== Kutipan Bacaan ==
Flores Timur, NTT—Erupsi Lewotobi Laki-laki pada 3 November lalu membuat lebih dari 10 ribu orang terpaksa mengungsi di pos pengungsian. Tercatat hingga hari ini terdapat tujuh titik pos pengungsian yang tersebar di Kabupaten Flores Timur.
Sudah lebih dari 30 hari para penyintas masih menetap di pos pengungsian karena gunung Lewotobi Laki-laki masih menunjukkan aktivitas vulkaniknya.
Masih menetap dan terkonsentrasinya aktivitas penyintas di pos-pos pengungsian tidak selaras dengan pengelolaan sampah yang baik.
Dampaknya sampah-sampah yang ada menumpuk, dan menimbulkan bau tak sedap di pos pengungsian.
Timbunan sampah yang tak terkelola dengan baik juga membuat penyintas mulai terjangkit gatal-gatal pada kulit tubuhnya.
Atas dasar itu, Disaster Management Center (DMC) Dompet Dhuafa berinisiatif untuk melakukan pengelolaan sampah di pos-pos pengungsian.
Pada Selasa (10/12/2024) tim Respons Bencana DMC Dompet Dhuafa menggencarkan aksi bersih dengan melakukan pengangkutan sampah-sampah yang menumpuk, tepatnya di Pos Pengungsian Mandiri, Desa Konga, dan Pos Pengungsian Lapangan di Desa Kobasoma, Kecamatan Titehen, Kabupaten Flores Timur, Nusa Tenggara Timur (NTT).
“Sampah di pos-pos pengungsian sebagian besar tidak dikelola dengan baik, hal ini membuat aroma yang tidak sedap dan mengganggu warga yang menetap di sana. Kondisi tersebut juga tidak baik untuk kesehatan penyintas,” ucap Alya Putri Firdaus, tim DMC Dompet Dhuafa yang berada di lokasi pengungsian.
Alya menyampaikan bahwa tim DMC Dompet Dhuafa mulai mengangkut sampah yang ada di pos pengungsian untuk ditempatkan di area kosong yang jauh dari pos pengungsian sebagai tempat sentralisasi pengolahan sampah organik.
“Nantinya, sampah-sampah yang kami angkut dan kami kumpulkan di tempat sentralisasi akan dipilah dan diolah untuk dijadikan pakan ternak warga,” lanjut Alya.
Sampah-sampah organik yang dipilah akan ditempatkan pada drum-drum yang telah disiapkan dan dicampur larutan EM 4 (efektif mikroorganisme) untuk proses fermentasi.
“Sampah organik yang dihasilkan dari proses fermentasi ini bisa dimanfaatkan untuk pakan ternak warga penyintas,” ujar Alya.
“Ada 70 kg sampah yang kami angkut pada hari ini (Selasa, 10/12/2024), jika kita olah dengan baik, insya Allah akan lebih banyak warga yang mendapatkan pakan untuk hewan ternaknya,” ucapnya.

== Petunjuk Latihan ==
Teruskan berita tentang pengelolaan sampah di pos pengungsian erupsi Lewotobi mulai setelah kalimat terakhirnya.

== Data yang Diambil ==
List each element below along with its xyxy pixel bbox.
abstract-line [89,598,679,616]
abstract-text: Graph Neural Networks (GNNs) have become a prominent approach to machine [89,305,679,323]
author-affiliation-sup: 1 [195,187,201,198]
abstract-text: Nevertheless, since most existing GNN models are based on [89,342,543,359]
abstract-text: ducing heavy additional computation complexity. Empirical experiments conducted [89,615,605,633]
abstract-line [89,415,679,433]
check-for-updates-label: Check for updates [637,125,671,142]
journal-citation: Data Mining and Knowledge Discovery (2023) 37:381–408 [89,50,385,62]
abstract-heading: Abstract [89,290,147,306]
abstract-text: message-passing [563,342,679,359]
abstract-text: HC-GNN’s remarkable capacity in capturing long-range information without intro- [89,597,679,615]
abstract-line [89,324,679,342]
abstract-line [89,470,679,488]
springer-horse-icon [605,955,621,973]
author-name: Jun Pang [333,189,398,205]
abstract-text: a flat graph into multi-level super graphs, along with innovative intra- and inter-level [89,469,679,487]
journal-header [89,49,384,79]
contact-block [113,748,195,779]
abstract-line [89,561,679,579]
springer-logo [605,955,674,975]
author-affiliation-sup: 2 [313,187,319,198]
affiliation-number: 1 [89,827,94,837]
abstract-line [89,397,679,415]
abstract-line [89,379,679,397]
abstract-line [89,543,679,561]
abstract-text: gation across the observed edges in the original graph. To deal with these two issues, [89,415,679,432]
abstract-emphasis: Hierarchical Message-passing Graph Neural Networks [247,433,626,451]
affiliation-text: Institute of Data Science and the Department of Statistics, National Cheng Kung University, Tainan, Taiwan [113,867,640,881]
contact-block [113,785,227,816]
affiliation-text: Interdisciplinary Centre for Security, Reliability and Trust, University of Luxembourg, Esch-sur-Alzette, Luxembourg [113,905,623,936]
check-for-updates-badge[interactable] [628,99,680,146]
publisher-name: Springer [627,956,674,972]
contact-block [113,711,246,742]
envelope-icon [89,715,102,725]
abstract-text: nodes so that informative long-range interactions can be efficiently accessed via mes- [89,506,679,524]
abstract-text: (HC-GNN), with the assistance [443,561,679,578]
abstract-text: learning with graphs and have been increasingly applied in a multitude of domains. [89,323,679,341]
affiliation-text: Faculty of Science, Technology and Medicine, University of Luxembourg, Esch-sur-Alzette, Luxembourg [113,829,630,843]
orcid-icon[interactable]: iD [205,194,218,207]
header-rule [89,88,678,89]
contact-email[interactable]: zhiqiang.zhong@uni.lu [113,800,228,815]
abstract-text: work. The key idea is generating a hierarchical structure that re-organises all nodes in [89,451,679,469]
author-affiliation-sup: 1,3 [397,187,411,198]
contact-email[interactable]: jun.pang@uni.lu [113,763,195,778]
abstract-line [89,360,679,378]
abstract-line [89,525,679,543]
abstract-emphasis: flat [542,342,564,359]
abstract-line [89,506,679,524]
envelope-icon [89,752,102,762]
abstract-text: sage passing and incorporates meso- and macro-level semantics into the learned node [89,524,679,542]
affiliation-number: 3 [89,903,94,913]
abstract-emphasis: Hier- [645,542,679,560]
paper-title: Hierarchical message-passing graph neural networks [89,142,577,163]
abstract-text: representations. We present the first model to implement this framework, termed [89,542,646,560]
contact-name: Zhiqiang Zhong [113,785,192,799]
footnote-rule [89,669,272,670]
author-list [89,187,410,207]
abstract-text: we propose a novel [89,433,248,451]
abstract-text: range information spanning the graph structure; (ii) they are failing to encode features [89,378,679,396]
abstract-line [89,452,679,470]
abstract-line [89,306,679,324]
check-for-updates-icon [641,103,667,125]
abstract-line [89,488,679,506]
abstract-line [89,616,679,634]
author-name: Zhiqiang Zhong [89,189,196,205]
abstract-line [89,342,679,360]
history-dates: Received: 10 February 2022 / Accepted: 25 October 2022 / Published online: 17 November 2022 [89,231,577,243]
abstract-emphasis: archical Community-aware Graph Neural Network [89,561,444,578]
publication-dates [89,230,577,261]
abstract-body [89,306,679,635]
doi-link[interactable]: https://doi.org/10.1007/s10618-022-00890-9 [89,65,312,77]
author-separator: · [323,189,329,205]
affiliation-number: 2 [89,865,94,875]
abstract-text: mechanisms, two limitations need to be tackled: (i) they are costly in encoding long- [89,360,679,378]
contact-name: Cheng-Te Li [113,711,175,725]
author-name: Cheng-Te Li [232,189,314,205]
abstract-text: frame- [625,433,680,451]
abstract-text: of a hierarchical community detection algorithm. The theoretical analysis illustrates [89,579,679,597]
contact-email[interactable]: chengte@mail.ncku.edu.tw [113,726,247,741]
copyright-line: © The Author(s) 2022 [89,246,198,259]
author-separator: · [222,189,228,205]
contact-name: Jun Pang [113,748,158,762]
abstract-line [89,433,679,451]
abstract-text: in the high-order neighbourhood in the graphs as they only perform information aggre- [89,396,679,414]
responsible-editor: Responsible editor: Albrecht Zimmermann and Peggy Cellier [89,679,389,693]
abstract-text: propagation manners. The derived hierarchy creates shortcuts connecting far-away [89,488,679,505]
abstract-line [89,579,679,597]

== Jawaban Tugas ==
Alya juga menjelaskan terkait kandungan sampah di pos-pos pengungsian yang diolah menjadi pakan ternak dinilai tidak mengandung zat-zat berbahaya, sehingga baik untuk pakan ternak.
“Kekurangan yang dimiliki pakan ternak yang terbuat dari limbah makanan dan sampah organik lainnya adalah kandungan kalsium dan nutrisi lainnya yang tidak terukur pasti,” ucap Alya.
“Nutrisi yang ada di dalam pakan hanya bergantung dari apa yang dapat ditemukan di posko pengungsian. Namun, hal ini telah dikonfirmasikan kepada Kepala Bidang Kesehatan Hewan Flores Timur, pakan yang dihasilkan dari sampah-sampah di pos pengungsian tidak akan berbahaya untuk pakan ternak dan tidak berpengaruh negatif terhadap hasil ternak,” lanjut Alya.
Upaya pengelolaan sampah oleh DMC Dompet Dhuafa menjadi langkah nyata dalam menjaga kesehatan para penyintas sekaligus memanfaatkan limbah organik untuk keberlanjutan hidup masyarakat terdampak.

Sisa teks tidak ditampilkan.